* [MATERIAL PROVIDED]
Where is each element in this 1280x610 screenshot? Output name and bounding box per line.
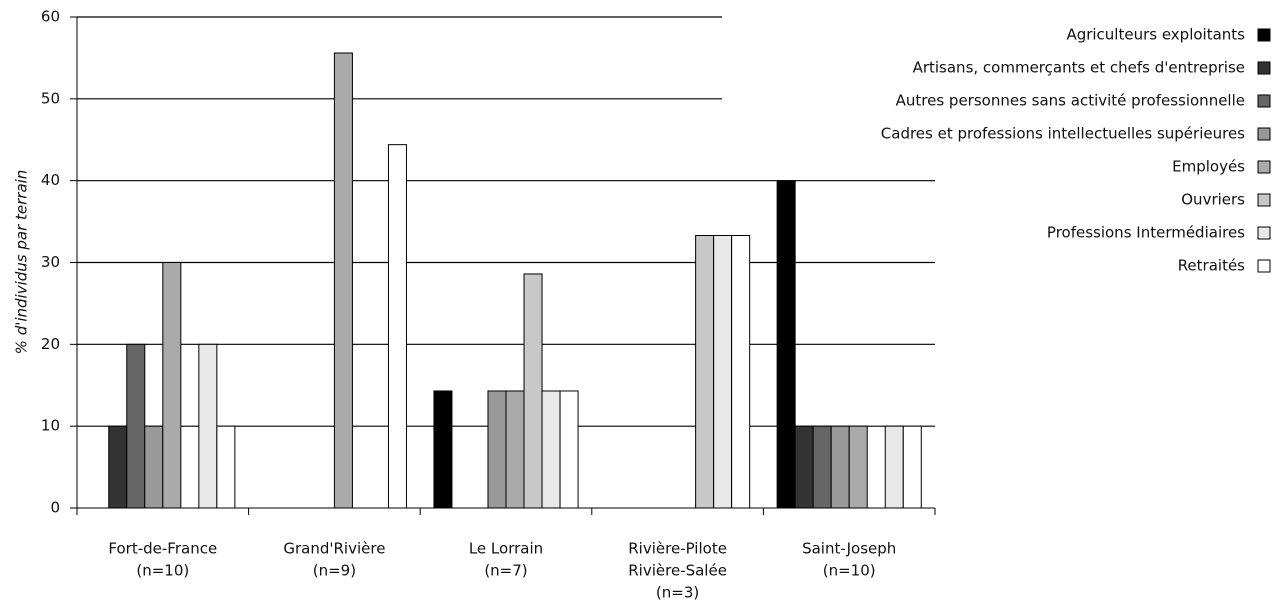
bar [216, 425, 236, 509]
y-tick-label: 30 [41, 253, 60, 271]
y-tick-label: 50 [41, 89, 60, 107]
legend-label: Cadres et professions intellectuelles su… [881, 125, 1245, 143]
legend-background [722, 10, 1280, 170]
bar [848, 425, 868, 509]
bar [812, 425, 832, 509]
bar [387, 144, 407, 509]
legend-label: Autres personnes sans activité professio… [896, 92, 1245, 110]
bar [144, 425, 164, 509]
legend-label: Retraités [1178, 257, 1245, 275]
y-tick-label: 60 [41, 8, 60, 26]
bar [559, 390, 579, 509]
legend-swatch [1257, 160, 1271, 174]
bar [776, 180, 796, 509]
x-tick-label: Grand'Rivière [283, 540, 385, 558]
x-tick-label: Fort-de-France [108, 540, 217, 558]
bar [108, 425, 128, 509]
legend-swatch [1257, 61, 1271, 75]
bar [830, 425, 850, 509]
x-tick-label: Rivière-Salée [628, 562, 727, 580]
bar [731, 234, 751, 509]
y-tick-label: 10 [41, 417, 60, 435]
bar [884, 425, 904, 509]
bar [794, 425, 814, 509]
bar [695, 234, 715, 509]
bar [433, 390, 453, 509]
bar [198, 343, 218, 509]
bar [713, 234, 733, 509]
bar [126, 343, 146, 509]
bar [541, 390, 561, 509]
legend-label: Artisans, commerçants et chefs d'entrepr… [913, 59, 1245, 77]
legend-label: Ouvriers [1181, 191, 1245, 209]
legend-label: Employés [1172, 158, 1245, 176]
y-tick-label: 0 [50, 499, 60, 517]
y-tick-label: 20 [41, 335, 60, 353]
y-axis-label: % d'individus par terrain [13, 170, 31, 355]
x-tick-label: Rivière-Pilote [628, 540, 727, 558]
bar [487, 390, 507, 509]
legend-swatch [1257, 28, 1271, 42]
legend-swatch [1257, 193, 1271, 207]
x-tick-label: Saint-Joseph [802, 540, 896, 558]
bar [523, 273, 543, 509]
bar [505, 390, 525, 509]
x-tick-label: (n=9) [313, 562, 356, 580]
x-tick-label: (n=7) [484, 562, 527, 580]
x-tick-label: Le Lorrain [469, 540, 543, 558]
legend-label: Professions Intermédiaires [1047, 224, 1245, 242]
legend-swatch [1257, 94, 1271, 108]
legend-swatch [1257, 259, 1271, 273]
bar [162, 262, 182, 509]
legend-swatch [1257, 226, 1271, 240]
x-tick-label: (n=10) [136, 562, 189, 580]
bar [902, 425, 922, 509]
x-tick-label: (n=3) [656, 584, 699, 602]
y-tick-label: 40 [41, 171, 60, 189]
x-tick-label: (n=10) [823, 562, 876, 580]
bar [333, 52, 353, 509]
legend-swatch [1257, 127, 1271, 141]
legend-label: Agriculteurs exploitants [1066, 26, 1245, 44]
* * *
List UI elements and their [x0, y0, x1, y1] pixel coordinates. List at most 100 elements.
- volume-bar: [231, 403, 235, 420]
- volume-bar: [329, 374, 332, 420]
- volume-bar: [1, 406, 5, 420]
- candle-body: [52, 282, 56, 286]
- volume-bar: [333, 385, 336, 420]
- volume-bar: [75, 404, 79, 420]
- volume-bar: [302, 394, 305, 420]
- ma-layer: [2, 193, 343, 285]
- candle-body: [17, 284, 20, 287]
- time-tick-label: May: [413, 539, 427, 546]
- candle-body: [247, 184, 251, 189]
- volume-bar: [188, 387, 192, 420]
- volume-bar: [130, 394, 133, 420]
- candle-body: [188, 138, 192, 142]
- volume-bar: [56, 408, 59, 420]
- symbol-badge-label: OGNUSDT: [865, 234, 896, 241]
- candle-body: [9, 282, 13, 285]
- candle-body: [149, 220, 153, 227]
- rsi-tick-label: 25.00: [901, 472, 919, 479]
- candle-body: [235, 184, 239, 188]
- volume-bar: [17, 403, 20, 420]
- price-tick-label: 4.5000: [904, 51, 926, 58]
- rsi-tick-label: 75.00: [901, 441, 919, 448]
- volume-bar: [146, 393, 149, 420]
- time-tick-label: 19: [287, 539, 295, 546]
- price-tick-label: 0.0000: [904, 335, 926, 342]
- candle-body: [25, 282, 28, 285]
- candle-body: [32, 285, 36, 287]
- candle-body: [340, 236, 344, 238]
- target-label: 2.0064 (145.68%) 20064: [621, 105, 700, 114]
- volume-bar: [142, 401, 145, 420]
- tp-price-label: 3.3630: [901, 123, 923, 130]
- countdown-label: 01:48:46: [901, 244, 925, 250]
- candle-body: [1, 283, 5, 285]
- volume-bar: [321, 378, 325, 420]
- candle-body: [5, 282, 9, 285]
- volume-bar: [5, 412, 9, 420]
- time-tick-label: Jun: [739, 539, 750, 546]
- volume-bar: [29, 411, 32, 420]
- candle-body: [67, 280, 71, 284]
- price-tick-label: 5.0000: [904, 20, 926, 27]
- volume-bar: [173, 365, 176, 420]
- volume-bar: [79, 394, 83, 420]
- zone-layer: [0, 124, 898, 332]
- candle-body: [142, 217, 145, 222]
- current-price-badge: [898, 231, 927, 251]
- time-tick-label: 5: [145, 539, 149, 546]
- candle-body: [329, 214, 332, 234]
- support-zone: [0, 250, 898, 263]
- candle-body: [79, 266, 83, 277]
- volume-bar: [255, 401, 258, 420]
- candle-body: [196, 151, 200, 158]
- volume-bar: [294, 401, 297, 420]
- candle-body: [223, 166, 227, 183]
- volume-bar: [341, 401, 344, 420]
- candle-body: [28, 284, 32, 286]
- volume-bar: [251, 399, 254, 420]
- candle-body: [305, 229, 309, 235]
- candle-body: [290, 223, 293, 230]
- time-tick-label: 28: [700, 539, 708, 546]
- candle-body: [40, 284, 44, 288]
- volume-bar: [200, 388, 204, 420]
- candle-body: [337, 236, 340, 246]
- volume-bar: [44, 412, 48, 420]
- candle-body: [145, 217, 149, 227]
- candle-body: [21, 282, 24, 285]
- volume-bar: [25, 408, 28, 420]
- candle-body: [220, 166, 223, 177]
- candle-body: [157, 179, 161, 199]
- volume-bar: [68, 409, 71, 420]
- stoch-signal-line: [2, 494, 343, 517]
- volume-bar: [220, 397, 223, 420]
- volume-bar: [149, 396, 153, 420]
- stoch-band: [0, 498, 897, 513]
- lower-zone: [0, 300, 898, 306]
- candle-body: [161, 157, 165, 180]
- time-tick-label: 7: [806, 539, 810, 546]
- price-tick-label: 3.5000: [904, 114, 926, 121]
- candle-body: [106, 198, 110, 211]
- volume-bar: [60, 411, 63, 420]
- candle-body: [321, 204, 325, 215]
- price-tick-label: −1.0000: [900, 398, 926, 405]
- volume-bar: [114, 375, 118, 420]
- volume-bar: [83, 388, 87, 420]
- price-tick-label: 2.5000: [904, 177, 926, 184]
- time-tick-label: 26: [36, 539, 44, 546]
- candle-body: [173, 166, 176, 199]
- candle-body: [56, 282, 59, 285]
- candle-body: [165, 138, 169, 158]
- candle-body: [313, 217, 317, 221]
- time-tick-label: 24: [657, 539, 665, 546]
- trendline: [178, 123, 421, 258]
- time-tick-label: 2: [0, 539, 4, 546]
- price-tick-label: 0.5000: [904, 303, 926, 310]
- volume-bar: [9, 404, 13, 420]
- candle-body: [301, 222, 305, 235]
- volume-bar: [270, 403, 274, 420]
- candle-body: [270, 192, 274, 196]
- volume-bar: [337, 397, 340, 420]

* [WORK TO DO] Repeat the lines of the records above, starting at the line that contains "bar [216, 425, 236, 509]" and ending at the line that contains "x-tick-label: Grand'Rivière [283, 540, 385, 558]", including both of those lines.

* [COMPLETED EXERCISE]
bar [216, 425, 236, 509]
y-tick-label: 30 [41, 253, 60, 271]
y-tick-label: 50 [41, 89, 60, 107]
legend-label: Cadres et professions intellectuelles su… [881, 125, 1245, 143]
legend-background [722, 10, 1280, 170]
bar [848, 425, 868, 509]
bar [812, 425, 832, 509]
bar [387, 144, 407, 509]
legend-label: Autres personnes sans activité professio… [896, 92, 1245, 110]
bar [144, 425, 164, 509]
legend-label: Retraités [1178, 257, 1245, 275]
y-tick-label: 60 [41, 8, 60, 26]
bar [559, 390, 579, 509]
legend-swatch [1257, 160, 1271, 174]
bar [776, 180, 796, 509]
x-tick-label: Grand'Rivière [283, 540, 385, 558]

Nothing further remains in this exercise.